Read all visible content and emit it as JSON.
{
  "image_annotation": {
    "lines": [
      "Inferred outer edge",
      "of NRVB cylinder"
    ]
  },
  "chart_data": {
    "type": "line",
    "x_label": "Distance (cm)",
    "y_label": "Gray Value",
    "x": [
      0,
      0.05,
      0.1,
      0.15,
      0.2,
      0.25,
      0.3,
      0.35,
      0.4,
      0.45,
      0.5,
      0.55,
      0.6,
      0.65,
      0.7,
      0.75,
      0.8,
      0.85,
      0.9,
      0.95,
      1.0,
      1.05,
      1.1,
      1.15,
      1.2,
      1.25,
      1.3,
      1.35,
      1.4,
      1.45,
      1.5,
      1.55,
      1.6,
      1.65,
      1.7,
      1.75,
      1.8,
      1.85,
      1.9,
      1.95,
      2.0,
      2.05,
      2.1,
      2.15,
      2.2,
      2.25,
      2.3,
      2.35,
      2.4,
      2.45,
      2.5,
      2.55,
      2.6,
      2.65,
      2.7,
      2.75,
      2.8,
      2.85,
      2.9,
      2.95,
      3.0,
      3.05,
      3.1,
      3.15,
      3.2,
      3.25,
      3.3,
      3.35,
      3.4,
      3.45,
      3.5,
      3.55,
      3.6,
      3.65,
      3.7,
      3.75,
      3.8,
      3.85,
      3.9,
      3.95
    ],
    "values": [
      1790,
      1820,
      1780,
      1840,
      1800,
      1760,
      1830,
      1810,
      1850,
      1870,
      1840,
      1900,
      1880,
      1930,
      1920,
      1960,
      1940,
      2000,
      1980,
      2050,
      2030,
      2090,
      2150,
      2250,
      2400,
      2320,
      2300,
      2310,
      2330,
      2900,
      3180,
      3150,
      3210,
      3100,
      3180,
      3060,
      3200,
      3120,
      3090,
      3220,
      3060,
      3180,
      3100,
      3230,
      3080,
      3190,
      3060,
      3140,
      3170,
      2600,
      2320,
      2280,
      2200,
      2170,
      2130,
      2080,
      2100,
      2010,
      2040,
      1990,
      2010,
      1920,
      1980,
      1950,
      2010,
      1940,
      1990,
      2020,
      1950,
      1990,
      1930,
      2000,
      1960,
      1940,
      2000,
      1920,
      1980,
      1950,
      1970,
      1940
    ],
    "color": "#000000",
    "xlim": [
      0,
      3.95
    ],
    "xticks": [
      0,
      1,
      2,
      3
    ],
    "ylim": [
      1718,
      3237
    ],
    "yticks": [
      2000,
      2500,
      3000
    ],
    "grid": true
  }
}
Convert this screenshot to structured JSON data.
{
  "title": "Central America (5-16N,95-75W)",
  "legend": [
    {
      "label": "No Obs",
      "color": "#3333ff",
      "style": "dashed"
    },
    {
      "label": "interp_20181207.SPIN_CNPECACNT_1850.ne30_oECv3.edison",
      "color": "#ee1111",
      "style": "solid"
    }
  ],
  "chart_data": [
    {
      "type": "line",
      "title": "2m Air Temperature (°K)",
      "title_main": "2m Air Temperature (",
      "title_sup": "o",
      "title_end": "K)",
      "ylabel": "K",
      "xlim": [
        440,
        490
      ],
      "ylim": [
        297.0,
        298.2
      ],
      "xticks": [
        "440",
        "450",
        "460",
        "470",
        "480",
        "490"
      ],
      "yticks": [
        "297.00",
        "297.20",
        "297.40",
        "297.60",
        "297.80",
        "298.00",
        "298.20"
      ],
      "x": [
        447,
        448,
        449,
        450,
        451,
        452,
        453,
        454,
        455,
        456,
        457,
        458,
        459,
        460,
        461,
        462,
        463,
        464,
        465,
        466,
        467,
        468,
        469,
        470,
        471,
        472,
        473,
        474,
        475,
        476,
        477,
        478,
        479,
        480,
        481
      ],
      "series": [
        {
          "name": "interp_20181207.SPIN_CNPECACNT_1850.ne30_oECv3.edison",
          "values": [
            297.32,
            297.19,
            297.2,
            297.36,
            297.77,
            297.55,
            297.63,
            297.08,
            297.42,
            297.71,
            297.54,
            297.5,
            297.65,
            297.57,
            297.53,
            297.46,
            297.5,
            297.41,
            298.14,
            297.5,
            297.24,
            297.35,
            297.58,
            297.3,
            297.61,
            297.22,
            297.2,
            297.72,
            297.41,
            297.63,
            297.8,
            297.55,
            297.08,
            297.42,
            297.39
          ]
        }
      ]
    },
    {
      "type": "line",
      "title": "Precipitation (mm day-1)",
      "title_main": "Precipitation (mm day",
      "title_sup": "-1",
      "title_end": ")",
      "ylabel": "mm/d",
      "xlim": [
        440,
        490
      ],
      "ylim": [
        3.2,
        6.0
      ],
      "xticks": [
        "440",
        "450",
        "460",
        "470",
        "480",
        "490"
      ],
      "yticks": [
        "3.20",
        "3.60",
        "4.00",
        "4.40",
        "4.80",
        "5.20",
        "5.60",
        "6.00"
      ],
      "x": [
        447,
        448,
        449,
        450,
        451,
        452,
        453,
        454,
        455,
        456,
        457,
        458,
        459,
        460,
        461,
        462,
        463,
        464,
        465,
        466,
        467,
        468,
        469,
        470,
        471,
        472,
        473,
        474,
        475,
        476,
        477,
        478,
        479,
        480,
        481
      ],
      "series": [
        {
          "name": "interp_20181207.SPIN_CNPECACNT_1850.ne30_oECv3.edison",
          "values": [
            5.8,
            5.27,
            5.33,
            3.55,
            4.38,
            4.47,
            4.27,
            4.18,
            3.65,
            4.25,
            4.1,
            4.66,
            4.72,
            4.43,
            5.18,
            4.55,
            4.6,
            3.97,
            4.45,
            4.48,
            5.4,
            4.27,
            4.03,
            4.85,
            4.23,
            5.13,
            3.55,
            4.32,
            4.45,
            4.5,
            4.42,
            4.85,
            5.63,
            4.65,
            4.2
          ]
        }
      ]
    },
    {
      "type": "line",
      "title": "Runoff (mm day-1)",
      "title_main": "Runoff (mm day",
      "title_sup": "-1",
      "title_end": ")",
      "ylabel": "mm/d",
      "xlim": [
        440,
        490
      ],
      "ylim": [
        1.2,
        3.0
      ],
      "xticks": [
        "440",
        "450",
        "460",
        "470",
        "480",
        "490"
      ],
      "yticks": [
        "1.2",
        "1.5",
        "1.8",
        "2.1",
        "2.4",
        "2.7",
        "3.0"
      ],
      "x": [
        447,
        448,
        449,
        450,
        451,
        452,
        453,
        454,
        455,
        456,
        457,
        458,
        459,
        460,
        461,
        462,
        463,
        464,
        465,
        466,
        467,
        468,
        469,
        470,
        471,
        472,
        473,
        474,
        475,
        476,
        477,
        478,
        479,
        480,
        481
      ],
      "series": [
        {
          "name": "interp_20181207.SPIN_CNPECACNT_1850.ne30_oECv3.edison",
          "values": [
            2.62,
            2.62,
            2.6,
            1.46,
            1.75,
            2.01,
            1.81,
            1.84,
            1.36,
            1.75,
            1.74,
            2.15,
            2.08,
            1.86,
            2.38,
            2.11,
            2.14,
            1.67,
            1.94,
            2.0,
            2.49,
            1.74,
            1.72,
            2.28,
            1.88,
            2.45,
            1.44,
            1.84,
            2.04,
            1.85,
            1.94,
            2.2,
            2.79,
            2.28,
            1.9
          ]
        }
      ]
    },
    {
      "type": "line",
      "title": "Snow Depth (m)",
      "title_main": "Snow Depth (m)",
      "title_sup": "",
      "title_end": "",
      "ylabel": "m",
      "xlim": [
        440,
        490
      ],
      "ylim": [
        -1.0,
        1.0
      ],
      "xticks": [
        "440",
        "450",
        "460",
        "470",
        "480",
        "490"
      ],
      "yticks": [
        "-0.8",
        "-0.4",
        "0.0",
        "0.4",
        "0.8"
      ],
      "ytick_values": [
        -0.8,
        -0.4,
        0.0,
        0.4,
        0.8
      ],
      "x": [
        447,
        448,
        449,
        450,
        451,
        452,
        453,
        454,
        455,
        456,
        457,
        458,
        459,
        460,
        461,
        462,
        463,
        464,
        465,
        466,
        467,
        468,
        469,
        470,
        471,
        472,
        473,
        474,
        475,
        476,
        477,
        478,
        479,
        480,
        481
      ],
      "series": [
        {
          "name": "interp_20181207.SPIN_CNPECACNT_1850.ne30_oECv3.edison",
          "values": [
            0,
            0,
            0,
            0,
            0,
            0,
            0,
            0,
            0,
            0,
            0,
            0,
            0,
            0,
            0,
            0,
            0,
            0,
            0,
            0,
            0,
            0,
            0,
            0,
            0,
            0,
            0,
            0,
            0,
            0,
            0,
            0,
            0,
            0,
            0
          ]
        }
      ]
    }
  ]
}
◆ ◆ ◆ ◆ ◆
YOUR TASK | Compute the number of lines above that contain the string "ylabel". Reply with that value only.

RESULT | 4